Description of the task: Establish how many lines in the material include the string "shaped" and report it as a lone number.

- - - - -

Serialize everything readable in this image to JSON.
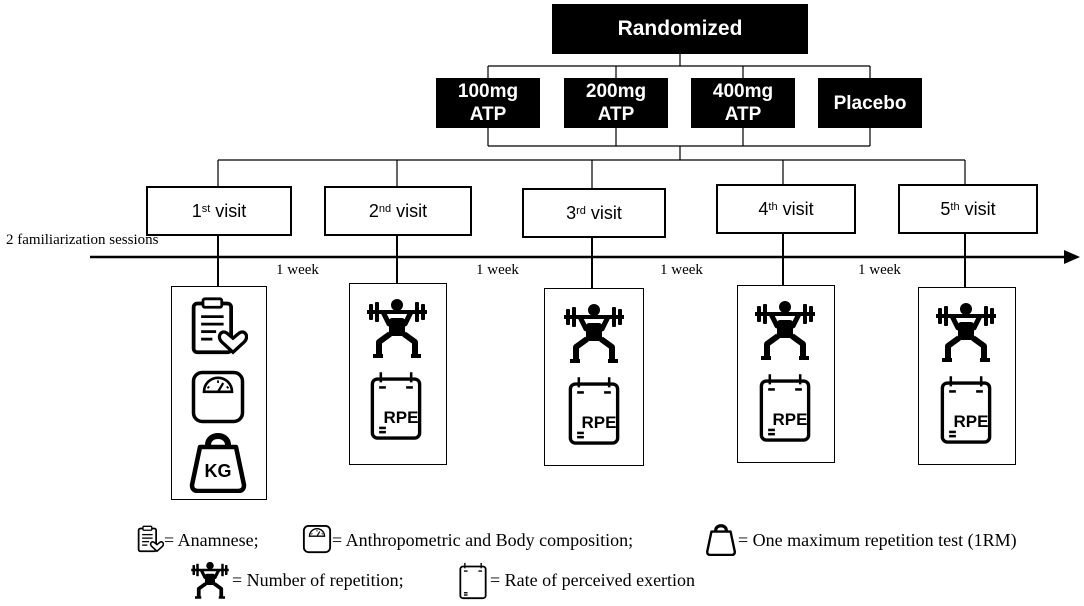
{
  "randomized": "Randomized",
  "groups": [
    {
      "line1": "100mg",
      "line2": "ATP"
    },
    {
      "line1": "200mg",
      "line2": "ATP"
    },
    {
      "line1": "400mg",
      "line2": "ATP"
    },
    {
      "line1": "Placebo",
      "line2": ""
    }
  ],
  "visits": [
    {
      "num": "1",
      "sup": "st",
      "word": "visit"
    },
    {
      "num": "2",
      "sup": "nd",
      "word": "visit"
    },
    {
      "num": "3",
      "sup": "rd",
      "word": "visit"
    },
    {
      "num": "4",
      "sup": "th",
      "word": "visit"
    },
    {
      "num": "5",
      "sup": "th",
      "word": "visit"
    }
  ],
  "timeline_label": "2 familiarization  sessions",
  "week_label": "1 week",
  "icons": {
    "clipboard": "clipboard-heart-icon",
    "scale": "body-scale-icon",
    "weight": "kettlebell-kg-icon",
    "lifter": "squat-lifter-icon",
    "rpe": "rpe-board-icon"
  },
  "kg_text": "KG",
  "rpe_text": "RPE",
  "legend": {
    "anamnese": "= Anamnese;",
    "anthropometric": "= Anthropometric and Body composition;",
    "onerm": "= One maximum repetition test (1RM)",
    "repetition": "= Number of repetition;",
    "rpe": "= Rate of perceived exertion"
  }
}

- - - - -

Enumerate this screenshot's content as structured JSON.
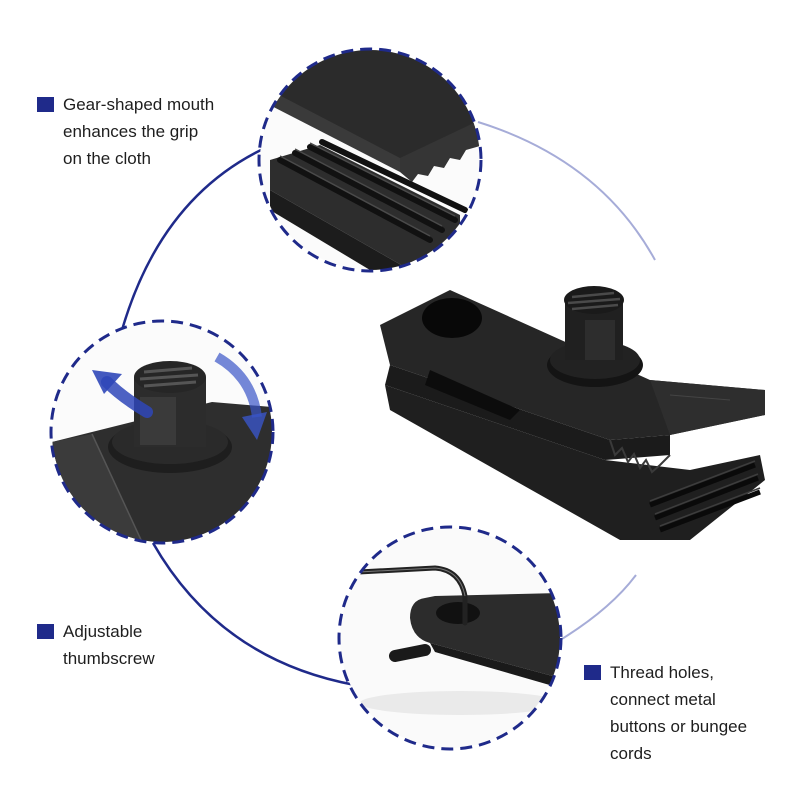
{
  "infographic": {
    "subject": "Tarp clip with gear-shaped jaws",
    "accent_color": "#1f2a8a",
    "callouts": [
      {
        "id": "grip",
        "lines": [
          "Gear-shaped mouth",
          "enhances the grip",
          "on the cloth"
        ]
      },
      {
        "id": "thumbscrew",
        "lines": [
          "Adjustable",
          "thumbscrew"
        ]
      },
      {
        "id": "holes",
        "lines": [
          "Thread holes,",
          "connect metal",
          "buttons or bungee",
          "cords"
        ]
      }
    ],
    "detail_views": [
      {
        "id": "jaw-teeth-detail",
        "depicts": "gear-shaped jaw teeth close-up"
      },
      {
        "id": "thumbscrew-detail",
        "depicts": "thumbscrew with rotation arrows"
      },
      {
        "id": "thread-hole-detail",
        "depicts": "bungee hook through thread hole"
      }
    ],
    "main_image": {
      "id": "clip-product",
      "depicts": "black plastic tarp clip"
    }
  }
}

- - - - -

Completed task: 3